▸ Work instructions:
Read the records below. Copy each line where the string "لقحت" occurs.

-- BEGIN Supplied material --

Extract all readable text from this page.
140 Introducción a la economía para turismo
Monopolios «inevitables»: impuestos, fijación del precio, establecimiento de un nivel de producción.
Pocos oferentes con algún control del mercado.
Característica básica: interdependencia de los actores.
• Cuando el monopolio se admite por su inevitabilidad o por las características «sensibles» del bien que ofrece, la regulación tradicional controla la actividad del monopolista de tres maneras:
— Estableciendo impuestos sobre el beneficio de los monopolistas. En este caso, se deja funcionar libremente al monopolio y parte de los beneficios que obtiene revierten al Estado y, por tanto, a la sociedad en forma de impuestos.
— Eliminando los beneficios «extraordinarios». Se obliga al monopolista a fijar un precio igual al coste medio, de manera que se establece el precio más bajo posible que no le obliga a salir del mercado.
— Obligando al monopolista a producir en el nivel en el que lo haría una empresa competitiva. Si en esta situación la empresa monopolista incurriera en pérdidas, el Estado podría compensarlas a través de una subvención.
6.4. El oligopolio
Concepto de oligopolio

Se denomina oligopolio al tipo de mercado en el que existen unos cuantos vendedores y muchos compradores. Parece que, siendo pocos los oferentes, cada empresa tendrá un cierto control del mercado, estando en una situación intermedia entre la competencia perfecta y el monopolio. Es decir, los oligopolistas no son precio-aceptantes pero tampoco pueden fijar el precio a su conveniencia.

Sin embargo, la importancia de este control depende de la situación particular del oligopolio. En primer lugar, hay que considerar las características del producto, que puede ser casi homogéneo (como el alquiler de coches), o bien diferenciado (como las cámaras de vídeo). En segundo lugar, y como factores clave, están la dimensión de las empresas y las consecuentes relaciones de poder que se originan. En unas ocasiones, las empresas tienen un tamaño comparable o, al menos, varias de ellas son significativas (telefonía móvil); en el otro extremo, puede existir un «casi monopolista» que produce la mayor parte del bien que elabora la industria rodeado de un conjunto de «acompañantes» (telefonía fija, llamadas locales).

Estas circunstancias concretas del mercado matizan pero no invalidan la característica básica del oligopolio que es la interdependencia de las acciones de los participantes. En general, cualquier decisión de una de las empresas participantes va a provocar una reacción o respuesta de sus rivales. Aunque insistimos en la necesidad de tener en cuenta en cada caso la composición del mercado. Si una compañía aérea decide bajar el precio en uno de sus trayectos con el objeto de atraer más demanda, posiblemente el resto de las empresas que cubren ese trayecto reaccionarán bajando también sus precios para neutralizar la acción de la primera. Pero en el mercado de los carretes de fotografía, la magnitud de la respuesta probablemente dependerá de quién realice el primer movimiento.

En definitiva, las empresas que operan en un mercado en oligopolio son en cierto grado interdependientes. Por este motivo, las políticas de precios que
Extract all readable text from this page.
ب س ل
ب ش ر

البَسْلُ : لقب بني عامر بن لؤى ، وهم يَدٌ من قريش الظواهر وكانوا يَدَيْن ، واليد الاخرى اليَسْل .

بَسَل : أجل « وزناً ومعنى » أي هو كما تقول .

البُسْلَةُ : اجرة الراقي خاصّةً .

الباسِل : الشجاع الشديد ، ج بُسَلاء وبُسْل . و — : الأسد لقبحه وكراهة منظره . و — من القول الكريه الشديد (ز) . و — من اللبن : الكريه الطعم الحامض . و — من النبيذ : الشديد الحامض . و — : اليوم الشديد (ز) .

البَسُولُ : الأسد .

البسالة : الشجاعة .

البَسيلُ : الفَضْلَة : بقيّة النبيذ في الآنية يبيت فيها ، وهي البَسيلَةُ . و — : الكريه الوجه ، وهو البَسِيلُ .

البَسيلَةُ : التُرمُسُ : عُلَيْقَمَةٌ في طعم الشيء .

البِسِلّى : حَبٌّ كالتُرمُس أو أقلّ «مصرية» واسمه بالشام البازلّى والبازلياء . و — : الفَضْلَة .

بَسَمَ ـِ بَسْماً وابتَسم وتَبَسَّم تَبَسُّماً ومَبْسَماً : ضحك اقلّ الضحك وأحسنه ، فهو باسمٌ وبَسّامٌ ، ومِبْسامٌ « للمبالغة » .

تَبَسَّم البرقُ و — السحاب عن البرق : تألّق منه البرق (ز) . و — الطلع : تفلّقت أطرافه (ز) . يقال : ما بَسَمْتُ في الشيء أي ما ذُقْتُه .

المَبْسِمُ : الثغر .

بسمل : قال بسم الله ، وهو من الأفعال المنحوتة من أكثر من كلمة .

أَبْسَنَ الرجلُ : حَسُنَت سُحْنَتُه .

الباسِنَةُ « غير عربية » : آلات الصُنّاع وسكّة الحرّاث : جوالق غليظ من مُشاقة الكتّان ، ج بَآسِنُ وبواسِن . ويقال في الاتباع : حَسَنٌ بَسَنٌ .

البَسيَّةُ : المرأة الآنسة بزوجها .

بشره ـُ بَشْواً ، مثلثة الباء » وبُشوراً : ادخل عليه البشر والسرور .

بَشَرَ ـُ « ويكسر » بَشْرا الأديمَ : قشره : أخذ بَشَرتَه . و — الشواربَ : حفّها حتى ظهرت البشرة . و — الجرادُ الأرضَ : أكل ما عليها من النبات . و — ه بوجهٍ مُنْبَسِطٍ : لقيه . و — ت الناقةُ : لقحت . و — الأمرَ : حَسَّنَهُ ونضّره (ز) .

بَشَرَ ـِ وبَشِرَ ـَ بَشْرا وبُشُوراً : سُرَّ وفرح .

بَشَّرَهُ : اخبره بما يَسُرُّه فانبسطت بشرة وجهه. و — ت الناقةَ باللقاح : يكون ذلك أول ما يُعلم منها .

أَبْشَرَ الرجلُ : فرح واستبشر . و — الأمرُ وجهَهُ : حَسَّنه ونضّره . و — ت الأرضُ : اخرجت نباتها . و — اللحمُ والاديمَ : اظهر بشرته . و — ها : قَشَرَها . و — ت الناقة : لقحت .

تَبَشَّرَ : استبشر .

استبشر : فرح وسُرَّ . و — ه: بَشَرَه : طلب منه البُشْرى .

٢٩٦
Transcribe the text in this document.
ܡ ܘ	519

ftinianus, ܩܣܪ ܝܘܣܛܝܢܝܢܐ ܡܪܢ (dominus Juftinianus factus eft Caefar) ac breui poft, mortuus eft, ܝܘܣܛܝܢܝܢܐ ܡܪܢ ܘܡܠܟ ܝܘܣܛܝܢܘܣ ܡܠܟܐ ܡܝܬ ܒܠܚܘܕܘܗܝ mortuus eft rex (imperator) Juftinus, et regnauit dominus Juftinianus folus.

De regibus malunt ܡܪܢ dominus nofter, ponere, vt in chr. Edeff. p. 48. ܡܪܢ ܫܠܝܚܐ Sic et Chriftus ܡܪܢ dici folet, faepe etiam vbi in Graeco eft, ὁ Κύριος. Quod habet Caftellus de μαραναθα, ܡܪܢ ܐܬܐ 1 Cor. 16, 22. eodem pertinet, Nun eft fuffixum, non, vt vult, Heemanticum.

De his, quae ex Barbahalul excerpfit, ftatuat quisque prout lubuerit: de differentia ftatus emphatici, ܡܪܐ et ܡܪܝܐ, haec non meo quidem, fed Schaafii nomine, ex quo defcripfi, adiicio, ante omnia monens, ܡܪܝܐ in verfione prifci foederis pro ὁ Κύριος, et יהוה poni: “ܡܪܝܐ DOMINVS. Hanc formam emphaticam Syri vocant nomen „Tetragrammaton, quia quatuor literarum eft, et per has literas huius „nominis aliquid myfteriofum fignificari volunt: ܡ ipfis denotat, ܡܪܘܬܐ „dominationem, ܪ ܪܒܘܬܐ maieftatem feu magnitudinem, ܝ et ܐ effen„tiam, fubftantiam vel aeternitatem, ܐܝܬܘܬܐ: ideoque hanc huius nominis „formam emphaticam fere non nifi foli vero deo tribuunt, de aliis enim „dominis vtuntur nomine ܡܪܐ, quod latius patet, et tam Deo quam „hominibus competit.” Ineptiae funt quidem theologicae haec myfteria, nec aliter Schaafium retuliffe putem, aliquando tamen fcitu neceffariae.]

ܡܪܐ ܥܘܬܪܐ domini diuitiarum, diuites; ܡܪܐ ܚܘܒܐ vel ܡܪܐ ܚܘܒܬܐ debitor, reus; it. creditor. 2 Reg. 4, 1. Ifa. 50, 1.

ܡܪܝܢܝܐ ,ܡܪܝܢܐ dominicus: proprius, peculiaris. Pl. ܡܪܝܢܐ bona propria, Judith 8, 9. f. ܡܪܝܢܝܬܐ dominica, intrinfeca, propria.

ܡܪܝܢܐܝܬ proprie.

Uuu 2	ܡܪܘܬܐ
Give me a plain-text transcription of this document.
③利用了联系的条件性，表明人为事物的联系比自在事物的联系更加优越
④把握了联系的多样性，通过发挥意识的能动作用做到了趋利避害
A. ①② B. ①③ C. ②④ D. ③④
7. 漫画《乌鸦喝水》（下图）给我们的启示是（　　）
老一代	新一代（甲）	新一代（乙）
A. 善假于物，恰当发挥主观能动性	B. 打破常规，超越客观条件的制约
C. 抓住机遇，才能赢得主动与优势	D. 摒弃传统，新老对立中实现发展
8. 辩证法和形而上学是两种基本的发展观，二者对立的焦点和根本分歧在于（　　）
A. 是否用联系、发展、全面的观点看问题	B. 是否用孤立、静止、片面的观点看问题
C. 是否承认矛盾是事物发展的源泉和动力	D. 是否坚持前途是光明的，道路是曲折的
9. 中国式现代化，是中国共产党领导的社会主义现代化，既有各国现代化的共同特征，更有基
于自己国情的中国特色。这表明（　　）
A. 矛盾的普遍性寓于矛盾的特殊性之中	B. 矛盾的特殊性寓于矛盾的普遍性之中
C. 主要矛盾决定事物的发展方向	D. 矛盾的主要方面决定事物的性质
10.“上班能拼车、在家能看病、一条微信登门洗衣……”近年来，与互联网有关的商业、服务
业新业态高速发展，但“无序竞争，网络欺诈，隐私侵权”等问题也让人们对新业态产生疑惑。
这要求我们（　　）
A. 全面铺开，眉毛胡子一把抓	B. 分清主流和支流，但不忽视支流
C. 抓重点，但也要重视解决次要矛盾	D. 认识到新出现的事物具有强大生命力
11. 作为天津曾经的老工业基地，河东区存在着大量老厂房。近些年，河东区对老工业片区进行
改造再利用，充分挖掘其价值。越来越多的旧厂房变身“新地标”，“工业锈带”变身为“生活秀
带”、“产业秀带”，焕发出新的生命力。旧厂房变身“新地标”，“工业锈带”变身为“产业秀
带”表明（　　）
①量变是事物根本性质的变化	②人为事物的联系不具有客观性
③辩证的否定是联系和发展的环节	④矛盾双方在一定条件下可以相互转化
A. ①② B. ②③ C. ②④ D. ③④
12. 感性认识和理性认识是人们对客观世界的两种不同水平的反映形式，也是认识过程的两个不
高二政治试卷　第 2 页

-- END Supplied material --

▸ Task answer:
بَشَرَ ـُ « ويكسر » بَشْرا الأديمَ : قشره : أخذ بَشَرتَه . و — الشواربَ : حفّها حتى ظهرت البشرة . و — الجرادُ الأرضَ : أكل ما عليها من النبات . و — ه بوجهٍ مُنْبَسِطٍ : لقيه . و — ت الناقةُ : لقحت . و — الأمرَ : حَسَّنَهُ ونضّره (ز) .
أَبْشَرَ الرجلُ : فرح واستبشر . و — الأمرُ وجهَهُ : حَسَّنه ونضّره . و — ت الأرضُ : اخرجت نباتها . و — اللحمُ والاديمَ : اظهر بشرته . و — ها : قَشَرَها . و — ت الناقة : لقحت .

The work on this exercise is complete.